» **Request**: In the listing below, find every line containing "coordenadas" and copy it out.

» **Dataset**:
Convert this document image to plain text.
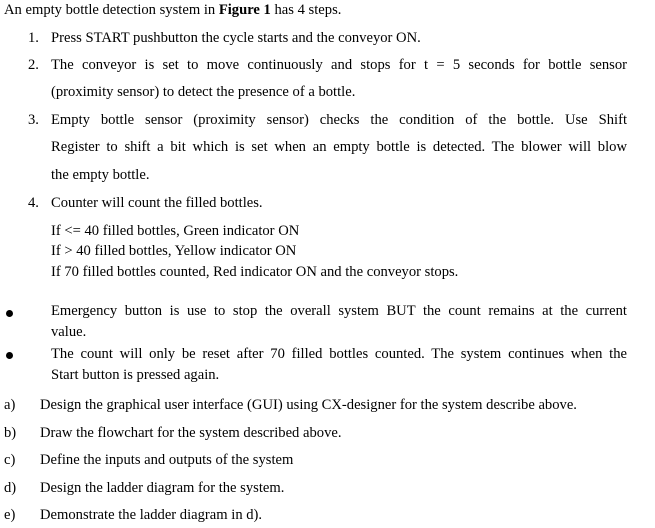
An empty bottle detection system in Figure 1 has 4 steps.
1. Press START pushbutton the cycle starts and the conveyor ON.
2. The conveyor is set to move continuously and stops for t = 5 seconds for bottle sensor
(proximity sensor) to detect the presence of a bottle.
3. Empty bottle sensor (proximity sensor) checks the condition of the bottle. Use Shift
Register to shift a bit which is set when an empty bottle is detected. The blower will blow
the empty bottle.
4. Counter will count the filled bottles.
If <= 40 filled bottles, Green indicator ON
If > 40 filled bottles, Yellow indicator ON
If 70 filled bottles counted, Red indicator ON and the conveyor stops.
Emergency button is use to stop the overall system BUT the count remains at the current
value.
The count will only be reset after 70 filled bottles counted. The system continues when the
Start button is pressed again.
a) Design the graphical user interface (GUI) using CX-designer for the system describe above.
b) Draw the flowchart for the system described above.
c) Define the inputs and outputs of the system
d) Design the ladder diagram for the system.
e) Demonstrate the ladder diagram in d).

==

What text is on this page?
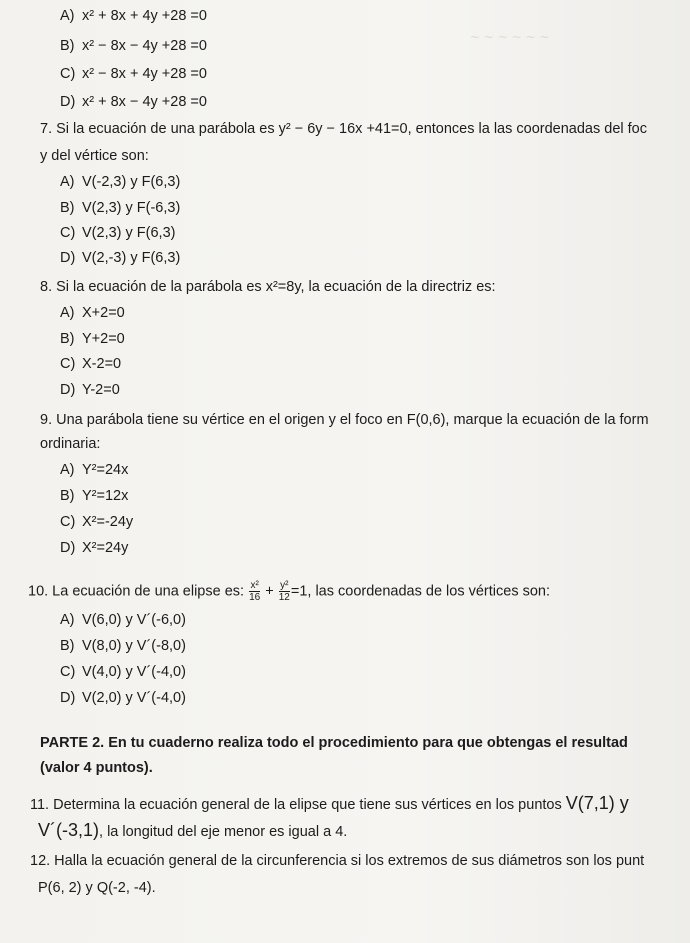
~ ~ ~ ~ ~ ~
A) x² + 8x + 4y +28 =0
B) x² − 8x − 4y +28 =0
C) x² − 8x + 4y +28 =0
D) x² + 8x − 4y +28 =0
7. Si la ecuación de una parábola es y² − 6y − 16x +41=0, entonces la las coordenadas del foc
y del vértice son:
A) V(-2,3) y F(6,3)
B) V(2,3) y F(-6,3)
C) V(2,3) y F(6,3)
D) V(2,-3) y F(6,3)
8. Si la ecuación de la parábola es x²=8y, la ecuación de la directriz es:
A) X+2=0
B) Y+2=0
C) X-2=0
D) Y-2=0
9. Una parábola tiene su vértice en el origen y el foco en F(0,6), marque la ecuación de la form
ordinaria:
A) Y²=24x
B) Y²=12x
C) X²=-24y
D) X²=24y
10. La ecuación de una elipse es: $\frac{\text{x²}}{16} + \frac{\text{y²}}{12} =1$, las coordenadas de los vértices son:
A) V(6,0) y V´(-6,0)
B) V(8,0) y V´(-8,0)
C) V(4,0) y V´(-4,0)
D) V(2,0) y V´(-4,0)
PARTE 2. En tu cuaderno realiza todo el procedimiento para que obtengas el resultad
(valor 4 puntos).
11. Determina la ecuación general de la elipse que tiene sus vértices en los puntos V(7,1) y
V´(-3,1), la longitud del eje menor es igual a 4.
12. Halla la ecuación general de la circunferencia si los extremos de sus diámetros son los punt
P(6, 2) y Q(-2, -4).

» **Exercise result**:
7. Si la ecuación de una parábola es y² − 6y − 16x +41=0, entonces la las coordenadas del foc
10. La ecuación de una elipse es: $\frac{\text{x²}}{16} + \frac{\text{y²}}{12} =1$, las coordenadas de los vértices son:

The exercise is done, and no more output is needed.